# Set task
Search the material below for the string "credit" and list each line that holds it.

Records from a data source
#####
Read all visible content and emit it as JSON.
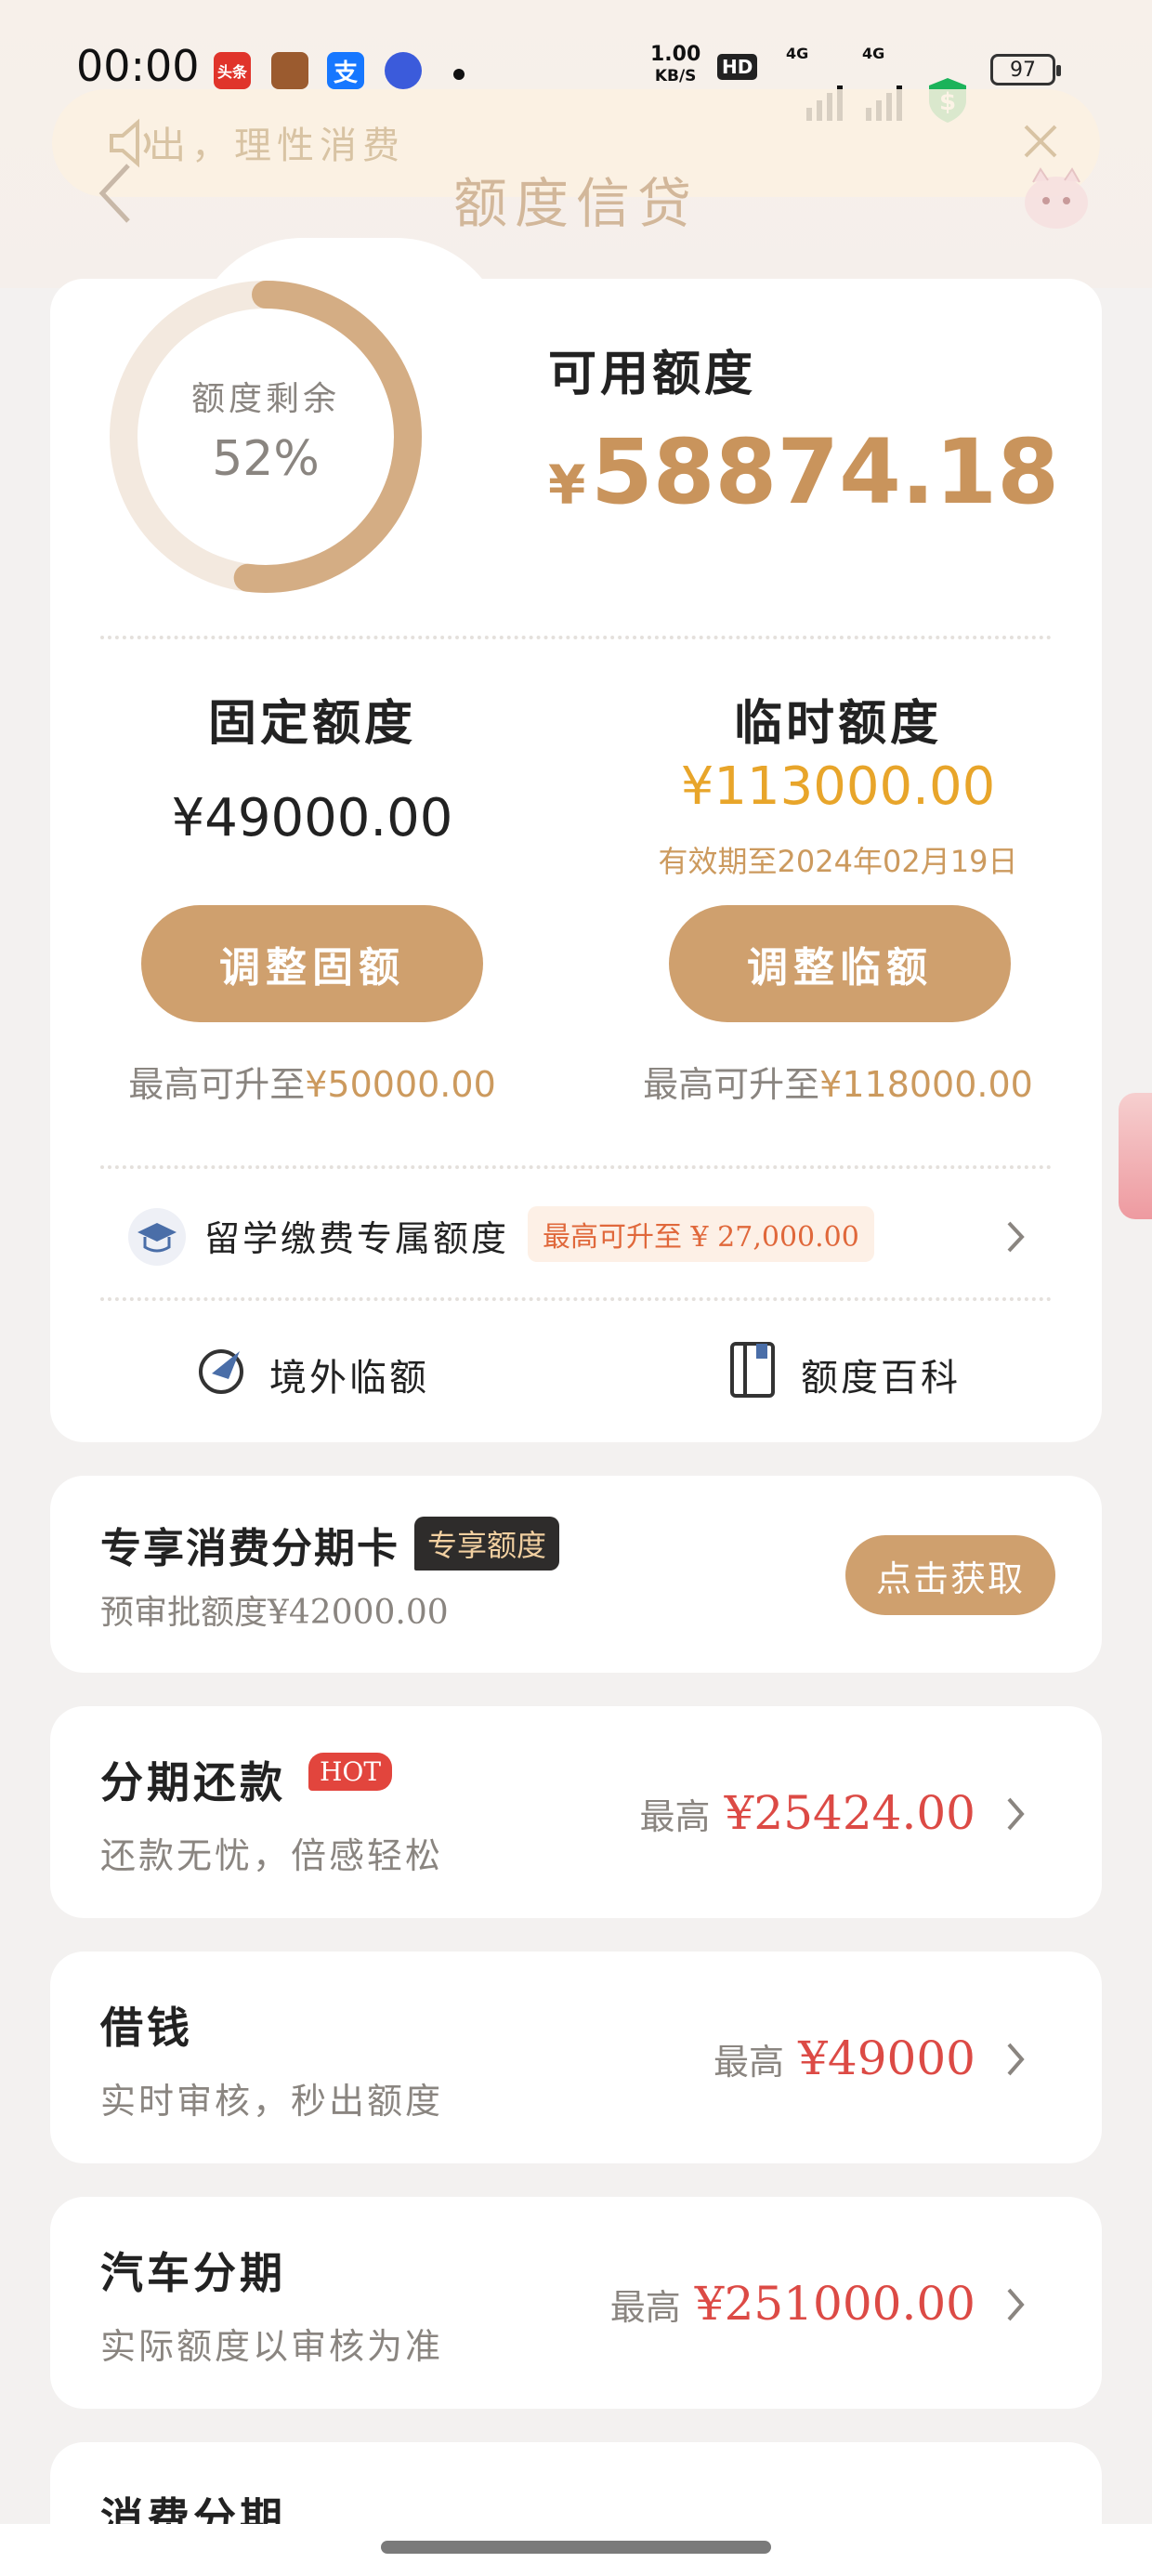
{
  "status_bar": {
    "time": "00:00",
    "apps": [
      "头条",
      "支"
    ],
    "net_speed": "1.00",
    "net_unit": "KB/S",
    "hd": "HD",
    "sig1": "4G",
    "sig2": "4G",
    "battery": "97"
  },
  "notice": {
    "text": "出，理性消费"
  },
  "nav": {
    "title": "额度信贷"
  },
  "credit": {
    "ring_label": "额度剩余",
    "ring_percent": "52%",
    "remaining_fraction": 0.52,
    "available_title": "可用额度",
    "currency": "¥",
    "available_amount": "58874.18",
    "fixed": {
      "title": "固定额度",
      "amount": "¥49000.00",
      "button": "调整固额",
      "max_note": "最高可升至",
      "max_amount": "¥50000.00"
    },
    "temp": {
      "title": "临时额度",
      "amount": "¥113000.00",
      "validity": "有效期至2024年02月19日",
      "button": "调整临额",
      "max_note": "最高可升至",
      "max_amount": "¥118000.00"
    },
    "study": {
      "label": "留学缴费专属额度",
      "badge": "最高可升至 ¥ 27,000.00"
    },
    "links": {
      "overseas": "境外临额",
      "wiki": "额度百科"
    }
  },
  "installment_card": {
    "title": "专享消费分期卡",
    "tag": "专享额度",
    "subtitle": "预审批额度¥42000.00",
    "button": "点击获取"
  },
  "products": [
    {
      "title": "分期还款",
      "badge": "HOT",
      "subtitle": "还款无忧，倍感轻松",
      "prefix": "最高",
      "amount": "¥25424.00"
    },
    {
      "title": "借钱",
      "subtitle": "实时审核，秒出额度",
      "prefix": "最高",
      "amount": "¥49000"
    },
    {
      "title": "汽车分期",
      "subtitle": "实际额度以审核为准",
      "prefix": "最高",
      "amount": "¥251000.00"
    },
    {
      "title": "消费分期"
    }
  ],
  "colors": {
    "gold": "#cfa06e",
    "ring_track": "#f3e9df",
    "red": "#dc4a45",
    "orange": "#e8a52a"
  }
}
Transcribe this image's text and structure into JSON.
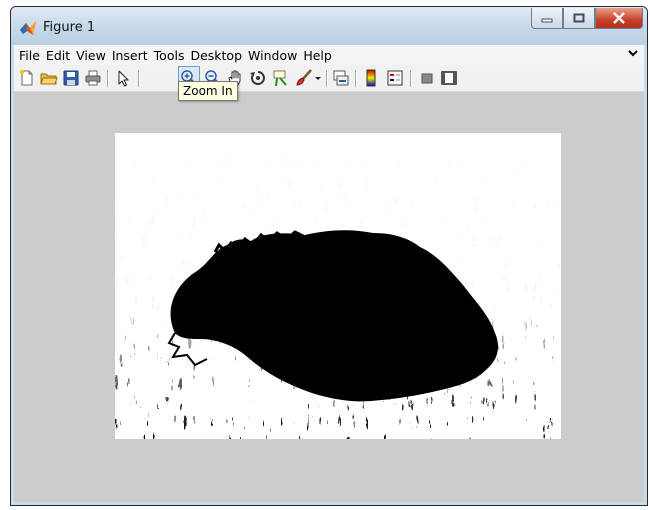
{
  "window": {
    "title": "Figure 1"
  },
  "menu": [
    "File",
    "Edit",
    "View",
    "Insert",
    "Tools",
    "Desktop",
    "Window",
    "Help"
  ],
  "toolbar": {
    "buttons": [
      "new-figure-icon",
      "open-file-icon",
      "save-icon",
      "print-icon",
      "edit-plot-icon",
      "zoom-in-icon",
      "zoom-out-icon",
      "pan-icon",
      "rotate-3d-icon",
      "data-cursor-icon",
      "brush-icon",
      "link-plot-icon",
      "colorbar-icon",
      "legend-icon",
      "hide-plot-tools-icon",
      "show-plot-tools-icon"
    ],
    "pressed": "zoom-in-icon"
  },
  "tooltip": {
    "text": "Zoom In"
  },
  "colors": {
    "titlebar": "#c6d8e8",
    "figure_background": "#cccccc",
    "close_button": "#c8412a"
  }
}
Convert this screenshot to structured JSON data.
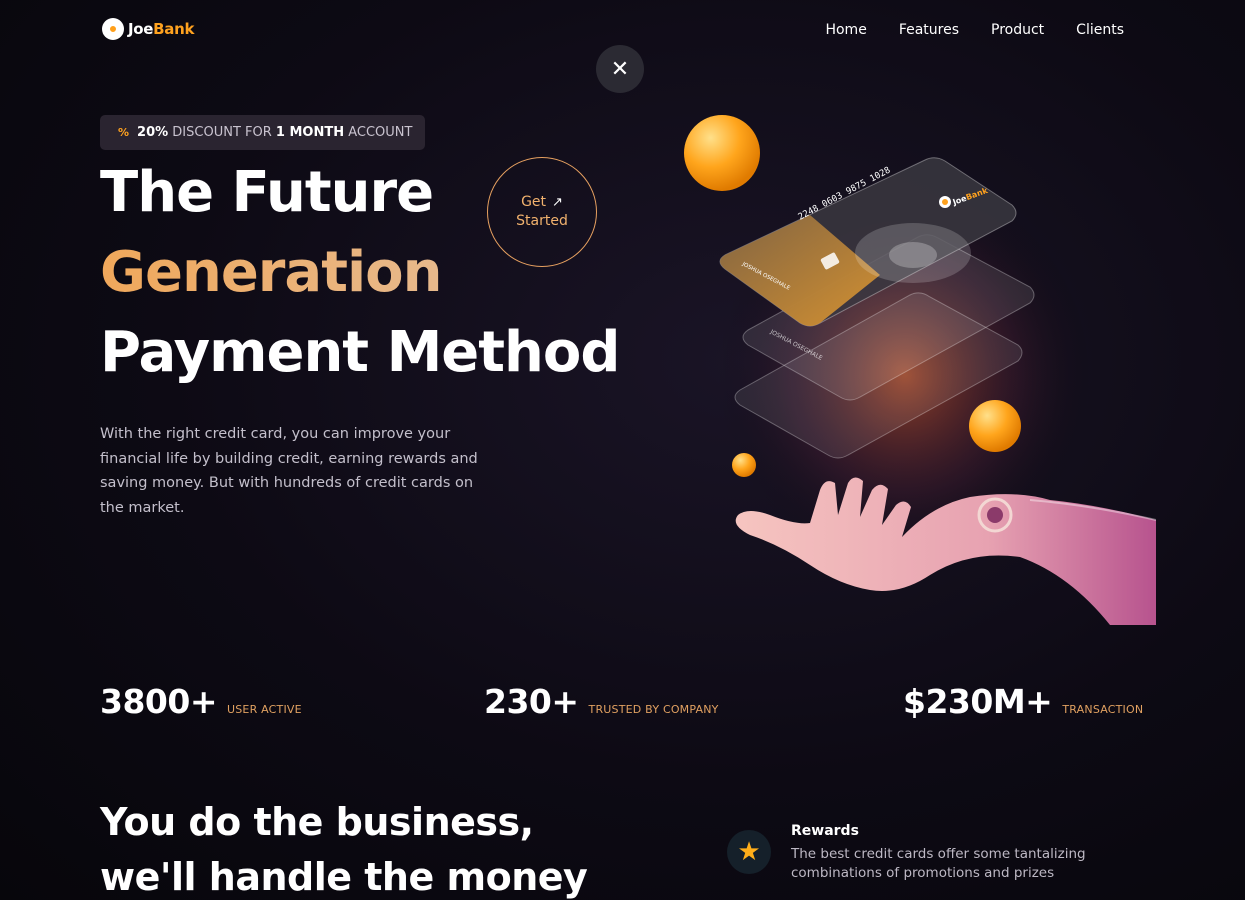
{
  "header": {
    "logo_prefix": "Joe",
    "logo_accent": "Bank",
    "nav": [
      "Home",
      "Features",
      "Product",
      "Clients"
    ]
  },
  "close_icon": "close-icon",
  "promo": {
    "icon": "percent-icon",
    "pct": "20%",
    "pre": "DISCOUNT FOR",
    "bold": "1 MONTH",
    "post": "ACCOUNT"
  },
  "hero": {
    "line1": "The Future",
    "line2": "Generation",
    "line3": "Payment Method",
    "description": "With the right credit card, you can improve your financial life by building credit, earning rewards and saving money. But with hundreds of credit cards on the market.",
    "cta_line1": "Get",
    "cta_line2": "Started"
  },
  "card": {
    "number": "2248 0603 9875 1028",
    "holder": "JOSHUA OSEGHALE",
    "brand_prefix": "Joe",
    "brand_accent": "Bank"
  },
  "stats": [
    {
      "num": "3800+",
      "label": "USER ACTIVE"
    },
    {
      "num": "230+",
      "label": "TRUSTED BY COMPANY"
    },
    {
      "num": "$230M+",
      "label": "TRANSACTION"
    }
  ],
  "business": {
    "line1": "You do the business,",
    "line2": "we'll handle the money"
  },
  "rewards": {
    "icon": "star-icon",
    "title": "Rewards",
    "description": "The best credit cards offer some tantalizing combinations of promotions and prizes"
  },
  "colors": {
    "accent": "#ffa21f",
    "background": "#0d0a14",
    "gold_text": "#f0a85b"
  }
}
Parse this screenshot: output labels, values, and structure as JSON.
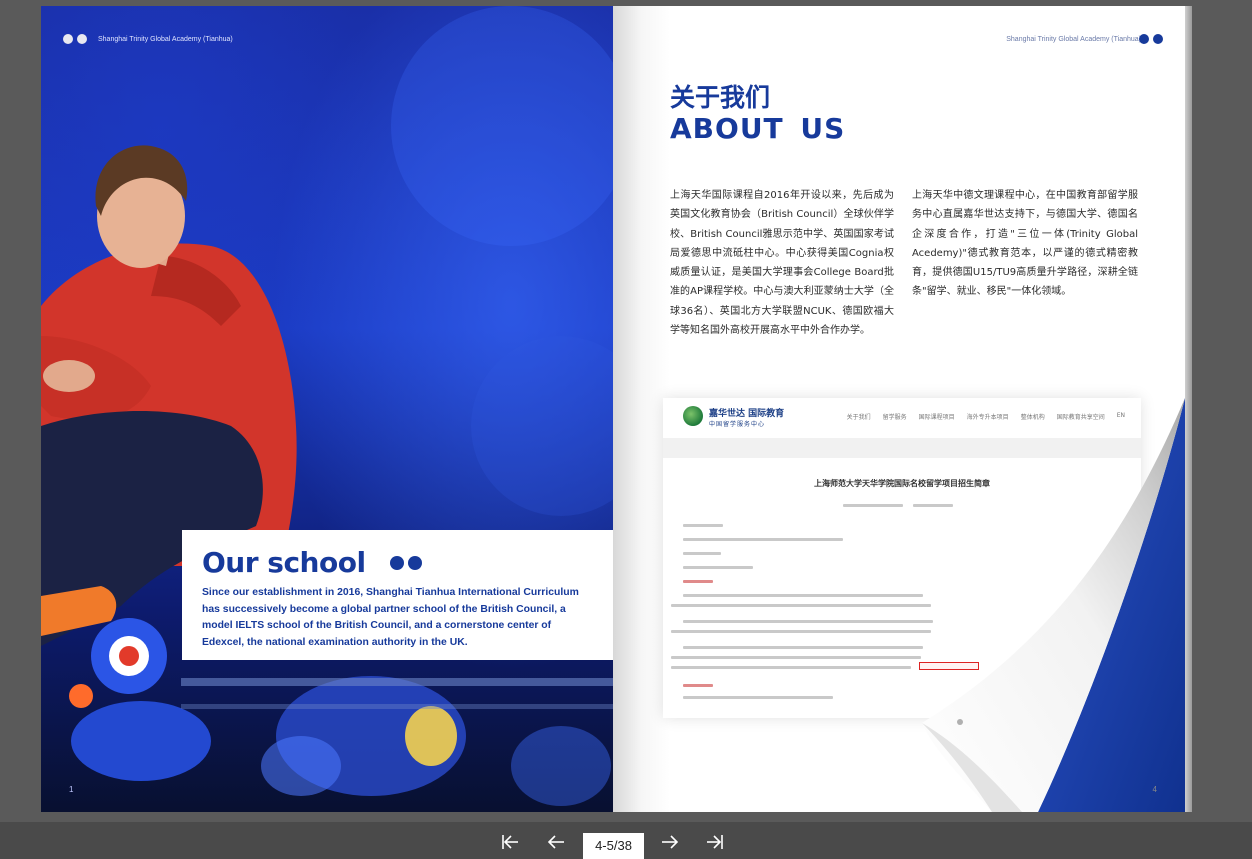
{
  "book": {
    "header": "Shanghai Trinity Global Academy (Tianhua)"
  },
  "left_page": {
    "school_title": "Our school",
    "school_text": "Since our establishment in 2016, Shanghai Tianhua International Curriculum has successively become a global partner school of the British Council, a model IELTS school of the British Council, and a cornerstone center of Edexcel, the national examination authority in the UK.",
    "page_number": "1"
  },
  "right_page": {
    "title_cn": "关于我们",
    "title_en": "ABOUT US",
    "body_cn_1": "上海天华国际课程自2016年开设以来，先后成为英国文化教育协会（British Council）全球伙伴学校、British Council雅思示范中学、英国国家考试局爱德思中流砥柱中心。中心获得美国Cognia权威质量认证，是美国大学理事会College Board批准的AP课程学校。中心与澳大利亚蒙纳士大学（全球36名）、英国北方大学联盟NCUK、德国欧福大学等知名国外高校开展高水平中外合作办学。",
    "body_cn_2": "上海天华中德文理课程中心，在中国教育部留学服务中心直属嘉华世达支持下，与德国大学、德国名企深度合作，打造\"三位一体(Trinity Global Acedemy)\"德式教育范本，以严谨的德式精密教育，提供德国U15/TU9高质量升学路径，深耕全链条\"留学、就业、移民\"一体化领域。",
    "page_number": "4",
    "web_screenshot": {
      "logo_name": "嘉华世达 国际教育",
      "logo_sub": "中国留学服务中心",
      "menu": [
        "关于我们",
        "留学服务",
        "国际课程项目",
        "海外专升本项目",
        "整体机构",
        "国际教育共享空间",
        "EN"
      ],
      "article_title": "上海师范大学天华学院国际名校留学项目招生简章"
    }
  },
  "toolbar": {
    "page_indicator": "4-5/38"
  },
  "colors": {
    "brand_blue": "#173a9b",
    "toolbar_bg": "#4a4a4a",
    "viewer_bg": "#5a5a5a"
  },
  "icons": {
    "first": "skip-first-icon",
    "prev": "arrow-left-icon",
    "next": "arrow-right-icon",
    "last": "skip-last-icon"
  }
}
#####
# Task answer
  "credit": {
    "description": "With the right credit card, you can improve your financial life by building credit, earning rewards and saving money. But with hundreds of credit cards on the market.",
    "description": "The best credit cards offer some tantalizing combinations of promotions and prizes"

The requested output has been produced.